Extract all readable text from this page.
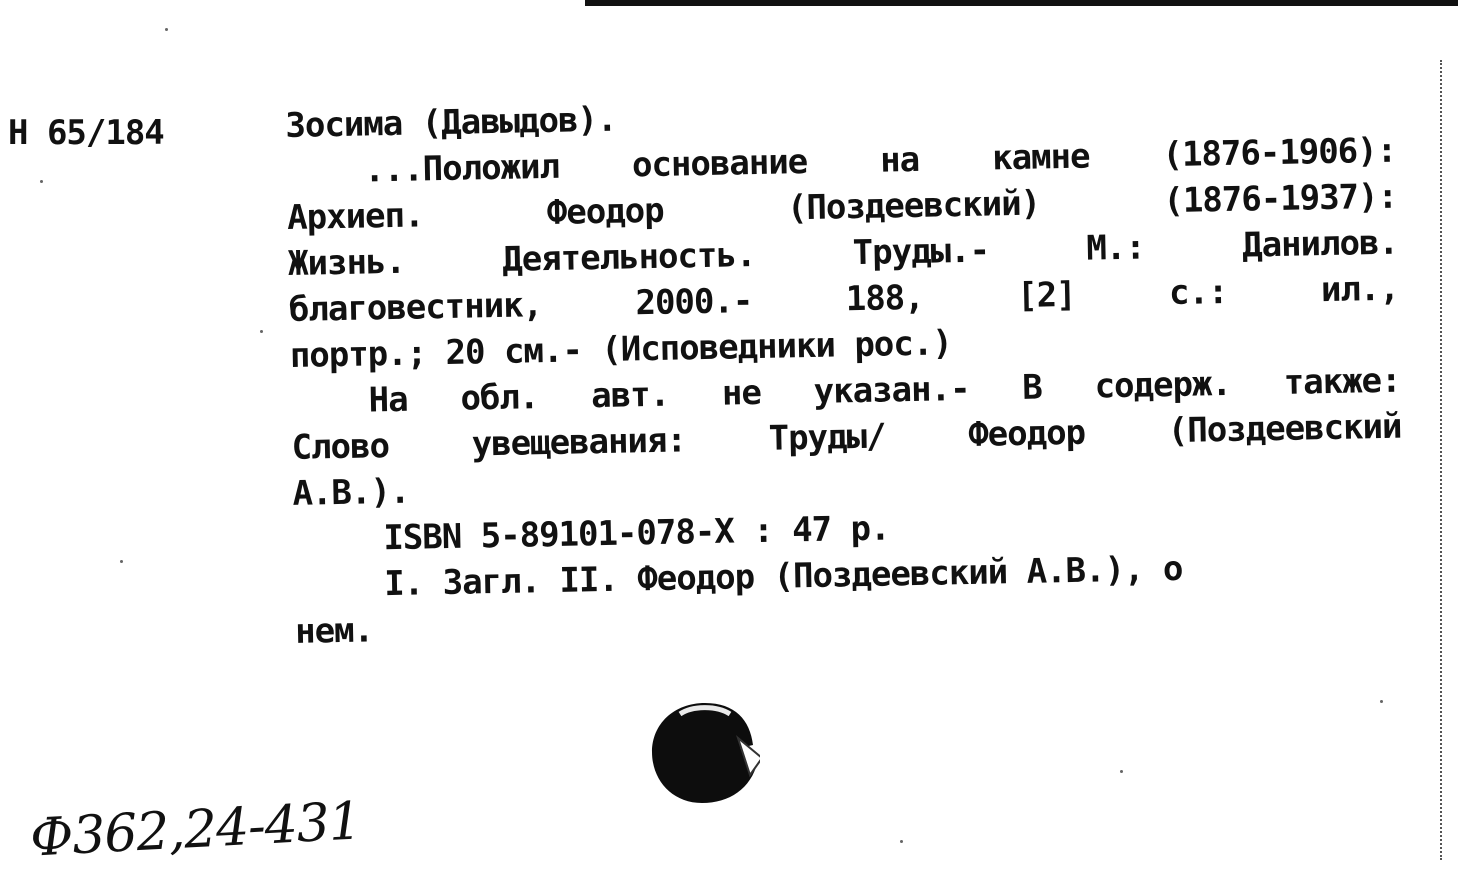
Н 65/184	Зосима (Давыдов).
...Положил основание на камне (1876-1906):
Архиеп. Феодор (Поздеевский) (1876-1937):
Жизнь. Деятельность. Труды.- М.: Данилов.
благовестник, 2000.- 188, [2] с.: ил.,
портр.; 20 см.- (Исповедники рос.)
На обл. авт. не указан.- В содерж. также:
Слово увещевания: Труды/ Феодор (Поздеевский
А.В.).
ISBN 5-89101-078-Х : 47 р.
I. Загл. II. Феодор (Поздеевский А.В.), о
нем.
Ф362,24-431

************

WHAT IS BEING ASKED - Without the pictures, transcribe the listing above exactly.

EXERCISE RESPONSE -
Extract all readable text from this page.
Н 65/184	Зосима (Давыдов).
...Положил основание на камне (1876-1906):
Архиеп. Феодор (Поздеевский) (1876-1937):
Жизнь. Деятельность. Труды.- М.: Данилов.
благовестник, 2000.- 188, [2] с.: ил.,
портр.; 20 см.- (Исповедники рос.)
На обл. авт. не указан.- В содерж. также:
Слово увещевания: Труды/ Феодор (Поздеевский
А.В.).
ISBN 5-89101-078-Х : 47 р.
I. Загл. II. Феодор (Поздеевский А.В.), о
нем.
Ф362,24-431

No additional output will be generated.